> _TASK DESCRIPTION_
Report every line from the material that contains the word "Business".
-- Start of DATA IN THIS EXERCISE --
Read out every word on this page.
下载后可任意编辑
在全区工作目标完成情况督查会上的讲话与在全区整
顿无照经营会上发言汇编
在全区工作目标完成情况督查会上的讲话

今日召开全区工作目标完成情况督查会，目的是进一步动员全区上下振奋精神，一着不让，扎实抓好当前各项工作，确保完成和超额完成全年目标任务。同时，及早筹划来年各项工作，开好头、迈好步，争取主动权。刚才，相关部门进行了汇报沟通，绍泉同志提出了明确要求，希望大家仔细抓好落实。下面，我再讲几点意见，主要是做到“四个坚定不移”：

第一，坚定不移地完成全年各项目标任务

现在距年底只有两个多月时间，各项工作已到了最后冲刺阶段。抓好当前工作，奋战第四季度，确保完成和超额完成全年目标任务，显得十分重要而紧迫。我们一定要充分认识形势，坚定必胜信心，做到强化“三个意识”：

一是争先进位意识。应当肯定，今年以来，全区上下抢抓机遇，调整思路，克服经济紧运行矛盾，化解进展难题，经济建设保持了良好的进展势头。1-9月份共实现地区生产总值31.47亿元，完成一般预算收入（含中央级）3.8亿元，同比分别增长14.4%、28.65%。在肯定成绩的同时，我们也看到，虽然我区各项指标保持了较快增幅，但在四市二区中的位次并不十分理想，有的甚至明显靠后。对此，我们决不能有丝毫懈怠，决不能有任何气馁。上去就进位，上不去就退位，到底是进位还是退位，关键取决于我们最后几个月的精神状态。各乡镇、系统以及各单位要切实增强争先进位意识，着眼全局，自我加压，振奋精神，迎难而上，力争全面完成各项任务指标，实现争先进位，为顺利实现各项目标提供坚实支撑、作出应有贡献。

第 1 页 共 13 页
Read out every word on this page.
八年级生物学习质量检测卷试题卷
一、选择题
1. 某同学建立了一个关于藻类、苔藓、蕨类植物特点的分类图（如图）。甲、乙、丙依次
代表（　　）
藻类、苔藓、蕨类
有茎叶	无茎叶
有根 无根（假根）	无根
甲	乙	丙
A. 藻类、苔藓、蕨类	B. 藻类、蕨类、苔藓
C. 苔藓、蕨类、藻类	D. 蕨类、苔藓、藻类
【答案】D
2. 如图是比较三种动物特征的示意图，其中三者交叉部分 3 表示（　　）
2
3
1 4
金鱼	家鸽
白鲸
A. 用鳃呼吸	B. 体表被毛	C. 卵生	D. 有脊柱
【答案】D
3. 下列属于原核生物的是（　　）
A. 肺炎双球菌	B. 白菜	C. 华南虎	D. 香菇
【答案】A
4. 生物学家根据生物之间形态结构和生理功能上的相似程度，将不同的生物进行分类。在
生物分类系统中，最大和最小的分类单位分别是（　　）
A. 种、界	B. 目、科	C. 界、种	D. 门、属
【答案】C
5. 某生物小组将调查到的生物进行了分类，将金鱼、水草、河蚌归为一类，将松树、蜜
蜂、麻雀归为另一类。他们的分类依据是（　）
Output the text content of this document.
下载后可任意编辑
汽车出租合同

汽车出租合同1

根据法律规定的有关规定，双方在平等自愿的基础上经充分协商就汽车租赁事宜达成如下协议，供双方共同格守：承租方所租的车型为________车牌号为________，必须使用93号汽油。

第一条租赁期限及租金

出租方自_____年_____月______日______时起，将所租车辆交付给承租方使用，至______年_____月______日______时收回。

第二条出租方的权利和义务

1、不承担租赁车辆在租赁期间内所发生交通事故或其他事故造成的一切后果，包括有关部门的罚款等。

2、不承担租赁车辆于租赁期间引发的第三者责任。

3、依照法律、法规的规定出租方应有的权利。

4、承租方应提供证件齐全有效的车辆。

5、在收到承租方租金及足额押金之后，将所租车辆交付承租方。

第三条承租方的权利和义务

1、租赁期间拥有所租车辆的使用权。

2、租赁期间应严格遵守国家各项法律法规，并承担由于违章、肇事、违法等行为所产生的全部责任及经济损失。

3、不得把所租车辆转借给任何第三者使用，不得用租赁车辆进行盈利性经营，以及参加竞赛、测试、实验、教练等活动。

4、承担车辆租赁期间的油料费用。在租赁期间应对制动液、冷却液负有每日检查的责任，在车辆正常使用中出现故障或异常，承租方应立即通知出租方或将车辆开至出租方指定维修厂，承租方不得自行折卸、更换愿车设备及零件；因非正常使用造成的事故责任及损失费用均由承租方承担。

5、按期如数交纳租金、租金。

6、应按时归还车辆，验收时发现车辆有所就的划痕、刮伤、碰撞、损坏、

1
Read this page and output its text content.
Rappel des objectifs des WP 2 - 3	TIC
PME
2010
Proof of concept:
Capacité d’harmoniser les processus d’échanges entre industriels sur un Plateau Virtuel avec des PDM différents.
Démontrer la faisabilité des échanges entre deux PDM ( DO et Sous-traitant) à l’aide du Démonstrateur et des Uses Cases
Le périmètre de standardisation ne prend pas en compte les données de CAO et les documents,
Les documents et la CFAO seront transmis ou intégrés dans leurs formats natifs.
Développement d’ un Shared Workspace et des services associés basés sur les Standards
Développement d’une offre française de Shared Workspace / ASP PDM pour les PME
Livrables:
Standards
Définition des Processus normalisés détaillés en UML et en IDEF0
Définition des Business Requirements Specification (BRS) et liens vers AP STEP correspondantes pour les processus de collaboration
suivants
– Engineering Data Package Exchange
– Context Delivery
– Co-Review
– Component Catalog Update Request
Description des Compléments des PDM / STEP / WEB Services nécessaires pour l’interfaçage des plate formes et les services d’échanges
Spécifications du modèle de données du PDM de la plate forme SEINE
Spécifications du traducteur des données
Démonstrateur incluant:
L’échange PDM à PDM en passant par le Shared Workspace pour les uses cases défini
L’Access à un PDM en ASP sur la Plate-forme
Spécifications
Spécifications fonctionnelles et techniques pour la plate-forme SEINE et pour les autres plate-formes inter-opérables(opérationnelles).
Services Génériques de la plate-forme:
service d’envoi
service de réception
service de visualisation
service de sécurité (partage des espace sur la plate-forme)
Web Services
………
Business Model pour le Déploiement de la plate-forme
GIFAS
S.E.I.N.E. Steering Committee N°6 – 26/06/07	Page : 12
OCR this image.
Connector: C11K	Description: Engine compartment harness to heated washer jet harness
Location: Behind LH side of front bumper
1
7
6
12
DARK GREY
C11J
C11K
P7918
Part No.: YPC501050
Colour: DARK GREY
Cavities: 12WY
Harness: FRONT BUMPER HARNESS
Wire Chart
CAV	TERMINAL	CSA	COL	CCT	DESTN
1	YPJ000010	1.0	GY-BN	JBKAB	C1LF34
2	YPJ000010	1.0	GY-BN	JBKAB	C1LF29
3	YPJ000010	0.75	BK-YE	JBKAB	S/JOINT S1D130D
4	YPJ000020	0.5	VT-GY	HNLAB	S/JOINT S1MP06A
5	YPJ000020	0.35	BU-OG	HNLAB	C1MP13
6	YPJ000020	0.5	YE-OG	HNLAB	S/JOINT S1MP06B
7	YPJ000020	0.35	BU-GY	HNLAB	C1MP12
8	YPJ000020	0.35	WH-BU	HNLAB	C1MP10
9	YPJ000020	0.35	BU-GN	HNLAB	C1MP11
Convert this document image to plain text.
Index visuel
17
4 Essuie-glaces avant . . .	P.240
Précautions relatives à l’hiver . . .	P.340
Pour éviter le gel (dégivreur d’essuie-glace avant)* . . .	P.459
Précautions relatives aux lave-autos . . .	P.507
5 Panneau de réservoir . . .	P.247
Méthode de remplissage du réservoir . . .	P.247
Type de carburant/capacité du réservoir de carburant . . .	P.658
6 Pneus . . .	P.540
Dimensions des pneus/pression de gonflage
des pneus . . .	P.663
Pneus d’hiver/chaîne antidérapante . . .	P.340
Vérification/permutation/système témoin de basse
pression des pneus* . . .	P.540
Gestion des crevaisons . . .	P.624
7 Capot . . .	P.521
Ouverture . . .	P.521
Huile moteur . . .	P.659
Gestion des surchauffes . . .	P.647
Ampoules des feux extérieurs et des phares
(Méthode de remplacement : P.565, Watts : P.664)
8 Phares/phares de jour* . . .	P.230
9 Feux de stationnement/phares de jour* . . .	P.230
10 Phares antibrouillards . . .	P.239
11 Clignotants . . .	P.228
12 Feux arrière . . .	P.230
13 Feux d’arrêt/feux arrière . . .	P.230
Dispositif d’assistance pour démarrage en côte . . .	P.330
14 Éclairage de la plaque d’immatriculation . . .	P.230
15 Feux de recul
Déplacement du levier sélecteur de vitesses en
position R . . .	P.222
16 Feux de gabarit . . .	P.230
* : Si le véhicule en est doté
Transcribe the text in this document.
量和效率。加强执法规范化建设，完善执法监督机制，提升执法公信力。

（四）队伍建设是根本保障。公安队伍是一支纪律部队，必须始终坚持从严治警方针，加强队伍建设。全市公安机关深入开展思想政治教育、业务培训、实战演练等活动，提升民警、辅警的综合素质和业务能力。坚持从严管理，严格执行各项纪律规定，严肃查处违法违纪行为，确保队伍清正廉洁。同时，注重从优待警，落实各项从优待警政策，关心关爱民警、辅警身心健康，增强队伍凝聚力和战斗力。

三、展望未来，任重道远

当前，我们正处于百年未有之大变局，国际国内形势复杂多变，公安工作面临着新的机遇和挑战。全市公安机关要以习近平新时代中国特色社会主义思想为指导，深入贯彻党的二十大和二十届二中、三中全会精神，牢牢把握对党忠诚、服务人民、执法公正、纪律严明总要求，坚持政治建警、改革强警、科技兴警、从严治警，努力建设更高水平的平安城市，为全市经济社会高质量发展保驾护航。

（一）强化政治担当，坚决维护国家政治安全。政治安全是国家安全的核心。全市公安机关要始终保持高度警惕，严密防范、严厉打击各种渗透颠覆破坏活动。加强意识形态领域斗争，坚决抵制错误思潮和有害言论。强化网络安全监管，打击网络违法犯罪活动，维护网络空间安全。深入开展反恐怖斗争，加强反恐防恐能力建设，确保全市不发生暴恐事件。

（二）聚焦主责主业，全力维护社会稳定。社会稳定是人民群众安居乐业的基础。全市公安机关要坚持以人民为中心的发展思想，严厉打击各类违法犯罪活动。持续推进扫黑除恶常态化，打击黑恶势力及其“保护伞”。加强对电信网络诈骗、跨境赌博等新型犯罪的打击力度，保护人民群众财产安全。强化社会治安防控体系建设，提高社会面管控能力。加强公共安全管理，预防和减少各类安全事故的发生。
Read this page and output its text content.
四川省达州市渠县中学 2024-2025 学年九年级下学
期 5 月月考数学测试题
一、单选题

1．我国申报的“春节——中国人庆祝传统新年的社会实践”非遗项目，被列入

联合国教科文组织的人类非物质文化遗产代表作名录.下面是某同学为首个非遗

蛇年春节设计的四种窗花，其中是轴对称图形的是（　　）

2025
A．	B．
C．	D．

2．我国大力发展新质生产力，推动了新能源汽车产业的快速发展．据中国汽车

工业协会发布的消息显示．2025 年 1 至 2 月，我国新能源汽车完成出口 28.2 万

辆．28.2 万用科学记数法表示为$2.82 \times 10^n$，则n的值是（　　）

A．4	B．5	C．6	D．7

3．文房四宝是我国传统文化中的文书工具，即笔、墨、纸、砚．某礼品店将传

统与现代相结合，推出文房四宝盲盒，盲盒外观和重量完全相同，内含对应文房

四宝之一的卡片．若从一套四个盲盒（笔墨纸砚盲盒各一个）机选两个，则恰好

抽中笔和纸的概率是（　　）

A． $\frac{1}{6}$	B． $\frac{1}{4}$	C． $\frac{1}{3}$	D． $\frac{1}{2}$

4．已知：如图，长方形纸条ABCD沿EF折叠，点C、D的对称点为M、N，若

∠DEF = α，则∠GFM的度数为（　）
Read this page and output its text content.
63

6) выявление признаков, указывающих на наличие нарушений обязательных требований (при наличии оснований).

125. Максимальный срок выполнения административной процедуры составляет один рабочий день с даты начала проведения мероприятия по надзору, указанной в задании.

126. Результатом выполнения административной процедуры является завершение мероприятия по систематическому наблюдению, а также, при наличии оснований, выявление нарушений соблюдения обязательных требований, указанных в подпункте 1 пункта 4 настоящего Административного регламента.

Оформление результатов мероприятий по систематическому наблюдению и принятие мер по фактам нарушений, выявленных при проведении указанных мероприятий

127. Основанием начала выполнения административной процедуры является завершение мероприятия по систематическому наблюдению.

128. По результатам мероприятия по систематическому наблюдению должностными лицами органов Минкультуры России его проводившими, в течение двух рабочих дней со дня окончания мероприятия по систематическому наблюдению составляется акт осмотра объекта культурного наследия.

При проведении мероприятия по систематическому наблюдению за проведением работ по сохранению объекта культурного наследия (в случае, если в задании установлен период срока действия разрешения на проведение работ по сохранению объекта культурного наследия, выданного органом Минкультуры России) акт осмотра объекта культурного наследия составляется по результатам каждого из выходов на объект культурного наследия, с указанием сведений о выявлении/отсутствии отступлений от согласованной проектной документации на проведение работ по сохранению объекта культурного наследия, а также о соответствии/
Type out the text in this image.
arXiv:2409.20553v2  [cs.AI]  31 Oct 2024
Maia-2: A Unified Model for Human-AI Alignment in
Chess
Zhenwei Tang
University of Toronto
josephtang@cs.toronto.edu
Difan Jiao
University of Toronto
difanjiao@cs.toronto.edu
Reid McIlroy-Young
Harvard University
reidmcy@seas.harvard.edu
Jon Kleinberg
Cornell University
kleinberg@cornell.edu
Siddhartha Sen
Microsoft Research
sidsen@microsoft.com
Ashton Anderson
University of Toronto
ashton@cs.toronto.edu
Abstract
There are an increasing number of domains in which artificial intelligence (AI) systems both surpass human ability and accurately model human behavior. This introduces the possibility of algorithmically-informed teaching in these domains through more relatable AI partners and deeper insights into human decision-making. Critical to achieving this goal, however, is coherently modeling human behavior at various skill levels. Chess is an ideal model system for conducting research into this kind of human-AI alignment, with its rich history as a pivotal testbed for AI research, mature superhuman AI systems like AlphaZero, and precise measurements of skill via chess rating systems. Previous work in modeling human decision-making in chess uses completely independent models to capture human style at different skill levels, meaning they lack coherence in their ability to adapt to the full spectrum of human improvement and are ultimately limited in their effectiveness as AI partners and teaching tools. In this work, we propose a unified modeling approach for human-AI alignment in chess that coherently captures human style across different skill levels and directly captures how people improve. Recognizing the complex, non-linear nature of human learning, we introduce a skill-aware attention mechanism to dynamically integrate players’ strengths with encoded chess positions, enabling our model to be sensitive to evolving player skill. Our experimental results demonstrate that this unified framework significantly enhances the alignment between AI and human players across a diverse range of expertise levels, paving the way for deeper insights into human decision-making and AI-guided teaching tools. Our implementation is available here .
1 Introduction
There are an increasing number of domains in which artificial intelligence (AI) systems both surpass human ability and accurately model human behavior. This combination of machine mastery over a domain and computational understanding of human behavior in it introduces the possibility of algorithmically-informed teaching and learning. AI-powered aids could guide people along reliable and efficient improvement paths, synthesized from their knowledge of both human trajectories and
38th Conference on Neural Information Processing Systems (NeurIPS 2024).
-- End of DATA IN THIS EXERCISE --
> _ANSWER FOR THE TASK_
Définition des Business Requirements Specification (BRS) et liens vers AP STEP correspondantes pour les processus de collaboration
Business Model pour le Déploiement de la plate-forme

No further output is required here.